(Passage shown)

To the editor,


We read the paper by Reinert et al. with interest, which was published on January 17, 2020 [1]. The authors evaluated the potential value of CT texture analysis (CTTA) in differential diagnosis of pancreatic ductal adenocarcinomas (PDACs) from pancreatic neuroendocrine tumors (PNETs) in the portal-venous phase. Dr. Reinert and colleagues concluded that 8 of 92 texture features were statistically significant in the differentiation between PDACs and PNETs. This work is valuable as these two entities share similar imaging findings but have different prognosis and require different treatment [2]. Surgical excision remains the primary treatment for any localized PNETs and timely diagnosis confers a high 5-year survival at 75% [3]. However, the median survival of resected PDAC patients after adjuvant therapy ranges from 20.1 to 28.0 months even in optimal clinical trial conditions [4].

The objectives of this paper are valuable, but there a few methodological points worth investigating. The properties of the vascular network such as microvessel density are considered important in tumor development and work as one of the major prognostic factors in PNETs [5, 6]. In Dr. Reinert’s study, PDACs and PNETs were classified into hypo-, iso-, or hyperdense in 50%/50%/0% and 45%/45%/10% of cases, respectively. Subsequently, they compared PDACs and PNETs using CTTA in the portal-venous phase. In our opinion, PDACs are generally iso- or hypodense compared to the adjacent pancreatic tissues. Typical hypervascular PNETs are easily differentiated from PDACs using conventional contrast-enhanced CT imaging features due to their high amount of vascularization. Therefore, 10% of hyperdense PNETs should be excluded when comparing PDACs with PNETs. Moreover, the authors also evaluated the value of CTTA in differentiating G1 from G2/3 tumors. In our opinion, the treatment strategies are not the same for G2/3 tumors. The 5-year survival rates differ for G1, G2, and G3 tumors (75% vs 62% vs 7%) [7]. Therefore, it would be better to assess the role of CTTA in differentiating G1/2 from G3 tumors. In conclusion, Dr. Reinert and colleagues have done interesting and valuable work; however, it would be more valuable to differentiate PDACs from PNETs after excluding hyperdense PNETs and also of G1/2 from G3 PNETs using CTTA in the portal-venous phase.

(End Passage shown)
(Exercise data)

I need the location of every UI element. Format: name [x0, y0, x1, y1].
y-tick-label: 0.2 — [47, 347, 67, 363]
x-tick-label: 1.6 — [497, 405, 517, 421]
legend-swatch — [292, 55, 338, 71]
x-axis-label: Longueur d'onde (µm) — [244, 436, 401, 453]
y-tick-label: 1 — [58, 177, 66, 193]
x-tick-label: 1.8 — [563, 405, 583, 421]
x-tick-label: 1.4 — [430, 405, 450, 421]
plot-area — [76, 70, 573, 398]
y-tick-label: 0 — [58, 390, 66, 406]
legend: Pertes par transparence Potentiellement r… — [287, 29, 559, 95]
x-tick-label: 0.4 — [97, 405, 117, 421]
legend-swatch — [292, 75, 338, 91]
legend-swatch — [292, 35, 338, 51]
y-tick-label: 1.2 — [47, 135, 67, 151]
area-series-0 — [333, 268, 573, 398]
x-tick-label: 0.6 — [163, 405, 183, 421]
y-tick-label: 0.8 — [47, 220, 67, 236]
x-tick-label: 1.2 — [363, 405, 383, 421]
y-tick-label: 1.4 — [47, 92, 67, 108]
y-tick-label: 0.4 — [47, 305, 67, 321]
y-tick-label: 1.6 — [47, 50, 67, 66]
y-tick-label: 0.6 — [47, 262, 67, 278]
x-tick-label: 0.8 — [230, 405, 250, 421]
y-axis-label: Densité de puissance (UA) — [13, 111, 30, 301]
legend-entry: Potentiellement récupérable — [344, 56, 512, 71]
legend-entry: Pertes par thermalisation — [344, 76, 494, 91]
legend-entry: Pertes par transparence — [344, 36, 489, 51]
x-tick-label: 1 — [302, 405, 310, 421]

(End Exercise data)

Exercise 1:
According to the letter, what 5-year survival rate does timely diagnosis confer for localized PNETs?
Exercise 2:
Update everything in the letter from "We read the" down to "trial conditions [4].", replacing "Surgical excision" with "Surgical resection".

Reply 1:
75%

Reply 2:
We read the paper by Reinert et al. with interest, which was published on January 17, 2020 [1]. The authors evaluated the potential value of CT texture analysis (CTTA) in differential diagnosis of pancreatic ductal adenocarcinomas (PDACs) from pancreatic neuroendocrine tumors (PNETs) in the portal-venous phase. Dr. Reinert and colleagues concluded that 8 of 92 texture features were statistically significant in the differentiation between PDACs and PNETs. This work is valuable as these two entities share similar imaging findings but have different prognosis and require different treatment [2]. Surgical resection remains the primary treatment for any localized PNETs and timely diagnosis confers a high 5-year survival at 75% [3]. However, the median survival of resected PDAC patients after adjuvant therapy ranges from 20.1 to 28.0 months even in optimal clinical trial conditions [4].